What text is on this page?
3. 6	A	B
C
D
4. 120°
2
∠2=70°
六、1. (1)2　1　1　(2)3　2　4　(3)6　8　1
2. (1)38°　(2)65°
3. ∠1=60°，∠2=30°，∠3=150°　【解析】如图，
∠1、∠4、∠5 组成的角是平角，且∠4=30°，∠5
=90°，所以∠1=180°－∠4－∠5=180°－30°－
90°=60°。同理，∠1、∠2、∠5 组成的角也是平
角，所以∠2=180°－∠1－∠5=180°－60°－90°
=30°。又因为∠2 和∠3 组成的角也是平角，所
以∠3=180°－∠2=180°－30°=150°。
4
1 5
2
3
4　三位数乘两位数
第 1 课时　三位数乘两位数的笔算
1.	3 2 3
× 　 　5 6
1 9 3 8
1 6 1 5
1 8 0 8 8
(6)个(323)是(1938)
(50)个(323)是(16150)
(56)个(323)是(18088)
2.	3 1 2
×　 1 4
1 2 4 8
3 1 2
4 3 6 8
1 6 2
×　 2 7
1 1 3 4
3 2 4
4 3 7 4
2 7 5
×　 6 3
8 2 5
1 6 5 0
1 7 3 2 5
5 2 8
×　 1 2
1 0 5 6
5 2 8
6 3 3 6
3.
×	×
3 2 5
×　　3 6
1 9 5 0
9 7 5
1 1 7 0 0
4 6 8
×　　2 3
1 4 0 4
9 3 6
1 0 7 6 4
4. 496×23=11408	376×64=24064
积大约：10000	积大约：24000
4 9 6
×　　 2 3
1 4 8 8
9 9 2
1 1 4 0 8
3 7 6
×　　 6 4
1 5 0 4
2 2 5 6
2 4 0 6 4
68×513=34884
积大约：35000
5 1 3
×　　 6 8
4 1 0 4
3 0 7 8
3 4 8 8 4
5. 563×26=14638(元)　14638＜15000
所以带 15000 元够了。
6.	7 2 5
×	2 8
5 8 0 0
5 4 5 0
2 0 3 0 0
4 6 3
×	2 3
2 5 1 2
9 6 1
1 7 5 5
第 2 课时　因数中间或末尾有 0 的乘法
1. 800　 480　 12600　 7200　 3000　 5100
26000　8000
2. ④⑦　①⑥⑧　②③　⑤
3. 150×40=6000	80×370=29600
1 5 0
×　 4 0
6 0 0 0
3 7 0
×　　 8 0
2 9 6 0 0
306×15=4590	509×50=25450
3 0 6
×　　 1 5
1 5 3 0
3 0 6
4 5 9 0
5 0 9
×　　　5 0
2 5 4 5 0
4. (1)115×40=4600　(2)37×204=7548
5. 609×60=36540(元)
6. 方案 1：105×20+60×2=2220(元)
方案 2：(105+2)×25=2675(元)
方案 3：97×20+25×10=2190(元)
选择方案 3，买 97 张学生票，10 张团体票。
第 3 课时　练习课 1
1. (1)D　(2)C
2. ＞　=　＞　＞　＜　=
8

■ ■ ■ ■

Stated problem —
Copy out every line of the data above, exactly as given.

Exercise output —
What text is on this page?
3. 6	A	B
C
D
4. 120°
2
∠2=70°
六、1. (1)2　1　1　(2)3　2　4　(3)6　8　1
2. (1)38°　(2)65°
3. ∠1=60°，∠2=30°，∠3=150°　【解析】如图，
∠1、∠4、∠5 组成的角是平角，且∠4=30°，∠5
=90°，所以∠1=180°－∠4－∠5=180°－30°－
90°=60°。同理，∠1、∠2、∠5 组成的角也是平
角，所以∠2=180°－∠1－∠5=180°－60°－90°
=30°。又因为∠2 和∠3 组成的角也是平角，所
以∠3=180°－∠2=180°－30°=150°。
4
1 5
2
3
4　三位数乘两位数
第 1 课时　三位数乘两位数的笔算
1.	3 2 3
× 　 　5 6
1 9 3 8
1 6 1 5
1 8 0 8 8
(6)个(323)是(1938)
(50)个(323)是(16150)
(56)个(323)是(18088)
2.	3 1 2
×　 1 4
1 2 4 8
3 1 2
4 3 6 8
1 6 2
×　 2 7
1 1 3 4
3 2 4
4 3 7 4
2 7 5
×　 6 3
8 2 5
1 6 5 0
1 7 3 2 5
5 2 8
×　 1 2
1 0 5 6
5 2 8
6 3 3 6
3.
×	×
3 2 5
×　　3 6
1 9 5 0
9 7 5
1 1 7 0 0
4 6 8
×　　2 3
1 4 0 4
9 3 6
1 0 7 6 4
4. 496×23=11408	376×64=24064
积大约：10000	积大约：24000
4 9 6
×　　 2 3
1 4 8 8
9 9 2
1 1 4 0 8
3 7 6
×　　 6 4
1 5 0 4
2 2 5 6
2 4 0 6 4
68×513=34884
积大约：35000
5 1 3
×　　 6 8
4 1 0 4
3 0 7 8
3 4 8 8 4
5. 563×26=14638(元)　14638＜15000
所以带 15000 元够了。
6.	7 2 5
×	2 8
5 8 0 0
5 4 5 0
2 0 3 0 0
4 6 3
×	2 3
2 5 1 2
9 6 1
1 7 5 5
第 2 课时　因数中间或末尾有 0 的乘法
1. 800　 480　 12600　 7200　 3000　 5100
26000　8000
2. ④⑦　①⑥⑧　②③　⑤
3. 150×40=6000	80×370=29600
1 5 0
×　 4 0
6 0 0 0
3 7 0
×　　 8 0
2 9 6 0 0
306×15=4590	509×50=25450
3 0 6
×　　 1 5
1 5 3 0
3 0 6
4 5 9 0
5 0 9
×　　　5 0
2 5 4 5 0
4. (1)115×40=4600　(2)37×204=7548
5. 609×60=36540(元)
6. 方案 1：105×20+60×2=2220(元)
方案 2：(105+2)×25=2675(元)
方案 3：97×20+25×10=2190(元)
选择方案 3，买 97 张学生票，10 张团体票。
第 3 课时　练习课 1
1. (1)D　(2)C
2. ＞　=　＞　＞　＜　=
8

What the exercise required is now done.